GIVEN INSTRUCTION: Count how many lines in the material below hold the word "battery"; the reply is that number alone.
···
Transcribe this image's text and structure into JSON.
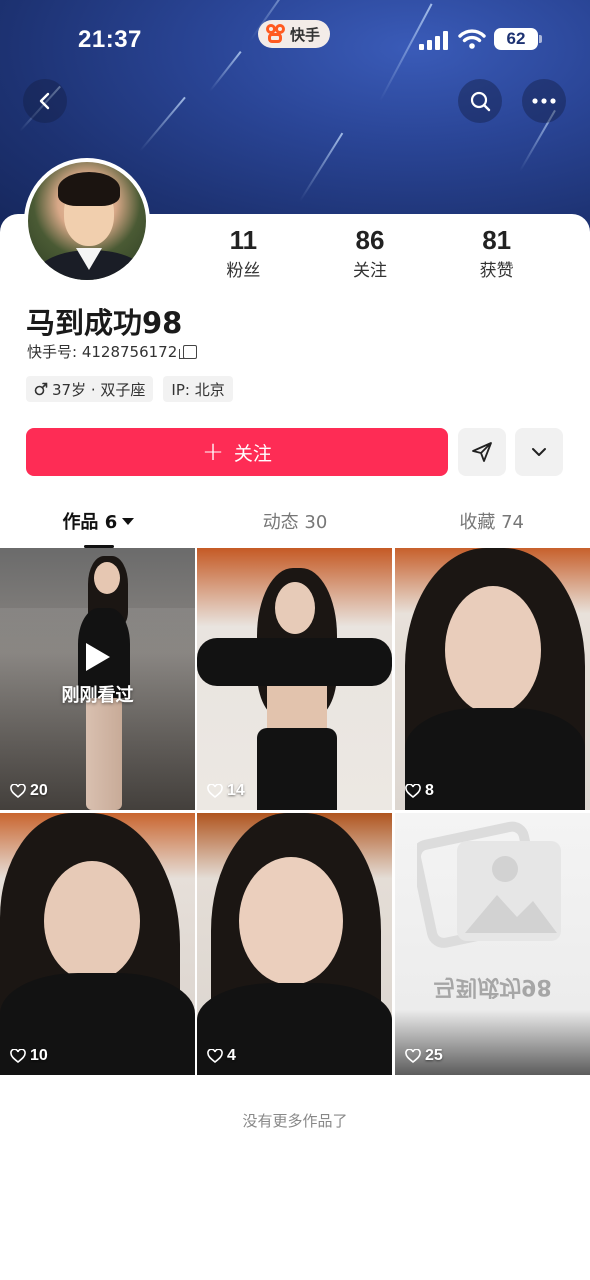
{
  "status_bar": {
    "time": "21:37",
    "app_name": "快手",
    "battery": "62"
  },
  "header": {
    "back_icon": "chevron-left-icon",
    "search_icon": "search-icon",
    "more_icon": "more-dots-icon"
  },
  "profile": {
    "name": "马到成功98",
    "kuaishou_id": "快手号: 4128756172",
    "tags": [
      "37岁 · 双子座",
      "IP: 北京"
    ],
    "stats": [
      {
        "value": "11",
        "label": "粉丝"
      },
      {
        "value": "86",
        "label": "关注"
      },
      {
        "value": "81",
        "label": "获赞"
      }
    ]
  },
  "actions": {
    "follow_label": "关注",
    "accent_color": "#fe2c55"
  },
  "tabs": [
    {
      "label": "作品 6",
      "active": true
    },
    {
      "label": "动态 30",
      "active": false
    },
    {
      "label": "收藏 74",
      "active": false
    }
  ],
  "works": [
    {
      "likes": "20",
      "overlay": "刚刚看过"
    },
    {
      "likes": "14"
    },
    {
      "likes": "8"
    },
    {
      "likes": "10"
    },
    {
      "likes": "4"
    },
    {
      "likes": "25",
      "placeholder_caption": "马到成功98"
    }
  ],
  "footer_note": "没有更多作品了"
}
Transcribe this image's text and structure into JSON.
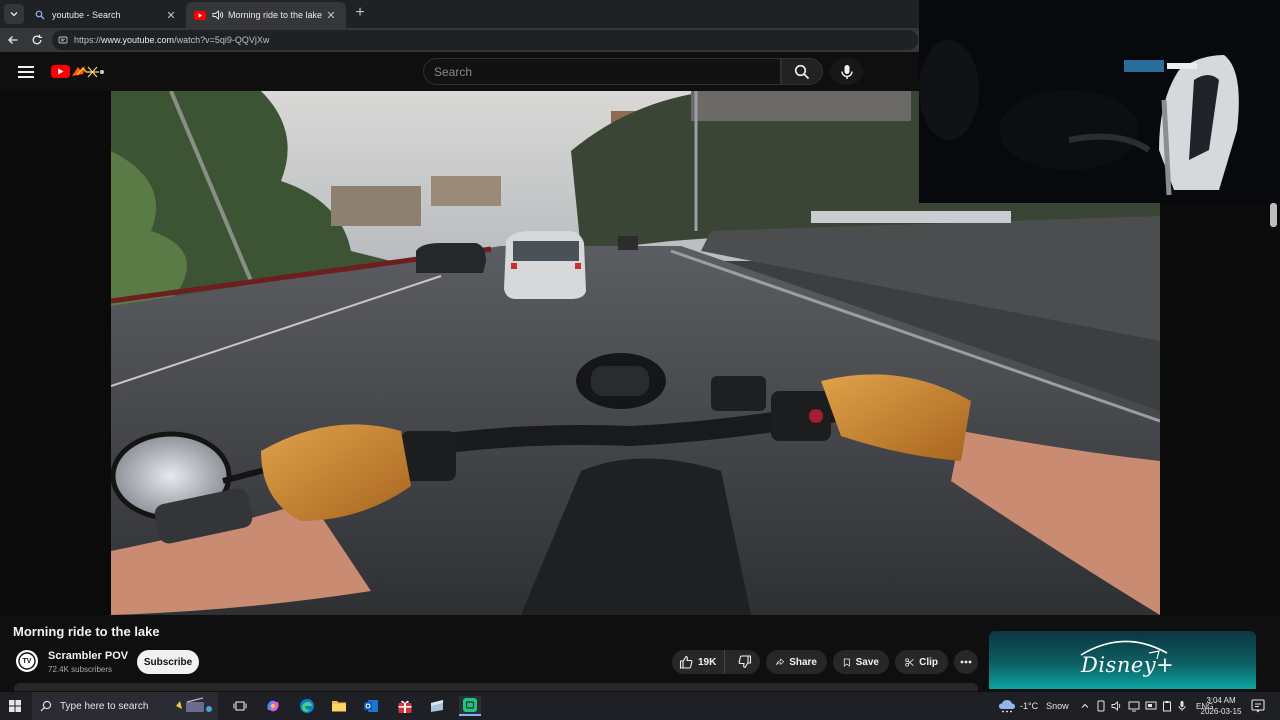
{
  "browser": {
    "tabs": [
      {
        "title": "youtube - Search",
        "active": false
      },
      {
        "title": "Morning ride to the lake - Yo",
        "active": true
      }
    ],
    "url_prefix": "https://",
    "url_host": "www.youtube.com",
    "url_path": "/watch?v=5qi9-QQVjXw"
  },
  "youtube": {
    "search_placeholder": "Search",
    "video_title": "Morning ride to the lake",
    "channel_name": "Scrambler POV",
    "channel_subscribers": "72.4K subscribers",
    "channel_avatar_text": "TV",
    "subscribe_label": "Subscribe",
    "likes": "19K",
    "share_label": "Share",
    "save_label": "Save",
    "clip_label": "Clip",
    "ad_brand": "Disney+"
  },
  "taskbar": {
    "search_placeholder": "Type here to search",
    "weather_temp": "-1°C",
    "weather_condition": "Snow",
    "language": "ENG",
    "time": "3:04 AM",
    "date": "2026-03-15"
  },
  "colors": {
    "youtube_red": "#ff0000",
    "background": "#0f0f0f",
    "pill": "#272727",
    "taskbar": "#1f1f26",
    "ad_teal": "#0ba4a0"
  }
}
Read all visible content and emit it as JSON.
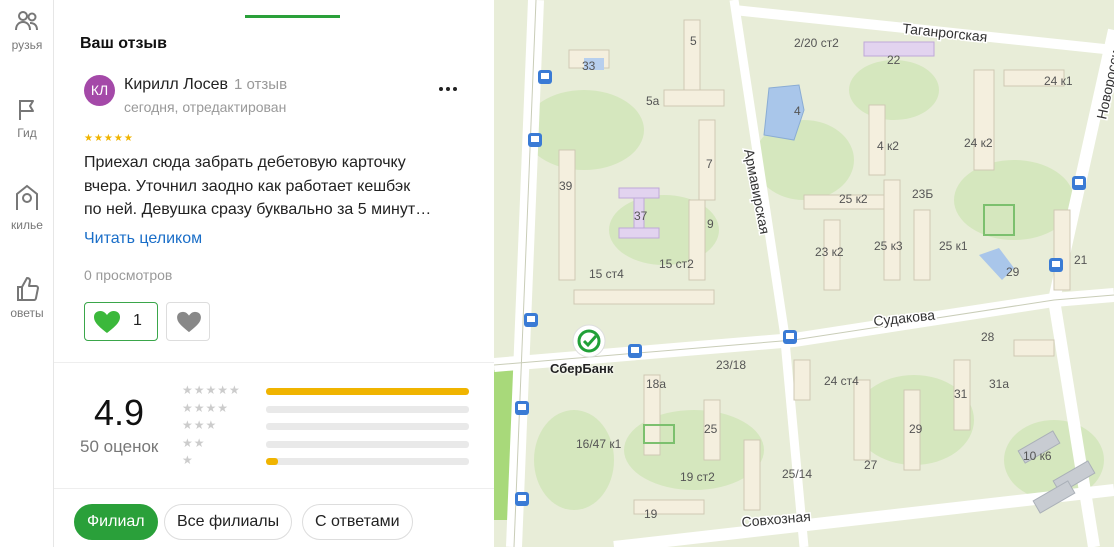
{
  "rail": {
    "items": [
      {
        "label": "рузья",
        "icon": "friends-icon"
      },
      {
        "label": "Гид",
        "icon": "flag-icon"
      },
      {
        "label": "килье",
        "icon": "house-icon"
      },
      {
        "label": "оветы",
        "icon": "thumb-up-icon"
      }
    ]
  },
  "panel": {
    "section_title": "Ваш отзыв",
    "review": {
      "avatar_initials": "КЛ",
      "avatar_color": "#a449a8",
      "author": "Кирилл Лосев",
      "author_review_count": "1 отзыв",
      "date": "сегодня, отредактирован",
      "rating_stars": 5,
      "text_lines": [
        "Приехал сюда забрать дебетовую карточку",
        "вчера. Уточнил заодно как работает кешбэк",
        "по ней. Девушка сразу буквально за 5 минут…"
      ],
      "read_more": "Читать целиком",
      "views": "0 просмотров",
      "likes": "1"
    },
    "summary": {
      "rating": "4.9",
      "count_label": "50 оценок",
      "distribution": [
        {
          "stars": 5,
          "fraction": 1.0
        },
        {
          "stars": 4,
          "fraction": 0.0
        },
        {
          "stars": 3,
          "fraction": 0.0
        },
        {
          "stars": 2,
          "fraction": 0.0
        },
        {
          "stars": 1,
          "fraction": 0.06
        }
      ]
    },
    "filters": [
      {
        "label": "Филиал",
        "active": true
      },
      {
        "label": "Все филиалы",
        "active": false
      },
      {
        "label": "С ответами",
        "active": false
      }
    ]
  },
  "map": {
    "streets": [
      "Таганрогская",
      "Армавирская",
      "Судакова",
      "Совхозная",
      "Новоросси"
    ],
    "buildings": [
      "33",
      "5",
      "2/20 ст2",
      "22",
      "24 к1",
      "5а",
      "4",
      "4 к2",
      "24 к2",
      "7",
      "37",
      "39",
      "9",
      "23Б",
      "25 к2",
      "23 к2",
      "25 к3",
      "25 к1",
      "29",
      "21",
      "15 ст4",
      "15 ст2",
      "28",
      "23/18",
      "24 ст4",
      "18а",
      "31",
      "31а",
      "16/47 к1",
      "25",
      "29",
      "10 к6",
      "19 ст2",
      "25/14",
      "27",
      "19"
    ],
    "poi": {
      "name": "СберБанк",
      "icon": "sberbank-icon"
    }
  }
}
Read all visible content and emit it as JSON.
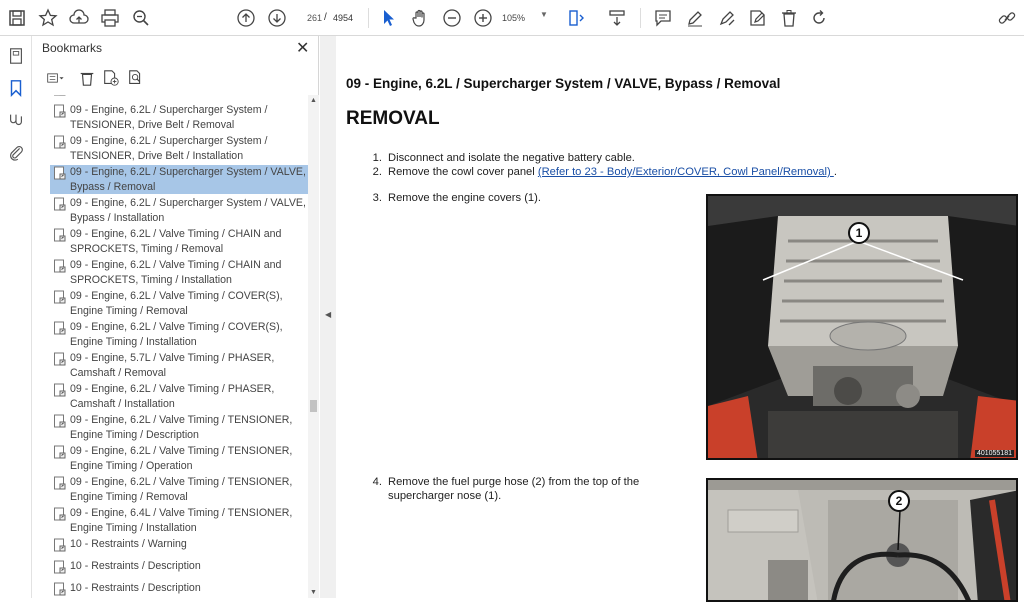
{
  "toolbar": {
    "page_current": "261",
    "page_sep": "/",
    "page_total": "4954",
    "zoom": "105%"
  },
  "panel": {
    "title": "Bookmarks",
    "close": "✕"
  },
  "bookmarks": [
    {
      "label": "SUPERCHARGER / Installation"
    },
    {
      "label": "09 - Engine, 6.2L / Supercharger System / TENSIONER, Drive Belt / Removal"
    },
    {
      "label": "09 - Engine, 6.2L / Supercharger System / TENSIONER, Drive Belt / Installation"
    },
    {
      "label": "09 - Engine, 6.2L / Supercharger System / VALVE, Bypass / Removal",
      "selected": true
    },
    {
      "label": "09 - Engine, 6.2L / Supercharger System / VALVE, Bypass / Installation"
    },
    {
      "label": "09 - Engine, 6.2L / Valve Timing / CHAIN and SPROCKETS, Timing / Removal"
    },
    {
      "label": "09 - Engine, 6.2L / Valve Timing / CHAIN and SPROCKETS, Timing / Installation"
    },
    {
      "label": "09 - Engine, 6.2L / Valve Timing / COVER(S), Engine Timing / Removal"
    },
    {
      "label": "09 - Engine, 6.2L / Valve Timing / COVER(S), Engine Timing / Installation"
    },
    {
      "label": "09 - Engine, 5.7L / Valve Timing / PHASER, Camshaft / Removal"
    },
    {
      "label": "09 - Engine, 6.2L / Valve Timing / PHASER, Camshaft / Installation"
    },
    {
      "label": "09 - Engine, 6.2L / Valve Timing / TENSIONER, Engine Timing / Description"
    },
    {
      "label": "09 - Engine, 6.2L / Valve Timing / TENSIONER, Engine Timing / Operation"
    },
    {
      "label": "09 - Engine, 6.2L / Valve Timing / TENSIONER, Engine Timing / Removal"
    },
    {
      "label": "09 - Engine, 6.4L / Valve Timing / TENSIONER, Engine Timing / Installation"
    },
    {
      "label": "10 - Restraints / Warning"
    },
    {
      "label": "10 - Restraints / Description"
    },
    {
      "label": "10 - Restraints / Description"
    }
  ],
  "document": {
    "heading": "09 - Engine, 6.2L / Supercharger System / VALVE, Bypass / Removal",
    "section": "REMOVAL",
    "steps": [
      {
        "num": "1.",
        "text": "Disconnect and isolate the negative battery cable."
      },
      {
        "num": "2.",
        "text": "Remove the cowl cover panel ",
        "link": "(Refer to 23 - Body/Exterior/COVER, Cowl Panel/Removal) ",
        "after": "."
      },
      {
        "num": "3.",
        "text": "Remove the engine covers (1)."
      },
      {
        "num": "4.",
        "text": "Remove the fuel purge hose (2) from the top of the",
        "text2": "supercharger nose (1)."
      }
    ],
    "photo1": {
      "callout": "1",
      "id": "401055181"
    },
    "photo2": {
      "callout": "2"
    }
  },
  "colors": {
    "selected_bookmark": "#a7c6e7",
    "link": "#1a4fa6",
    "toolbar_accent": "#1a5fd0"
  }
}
···
CORRECT ANSWER: 2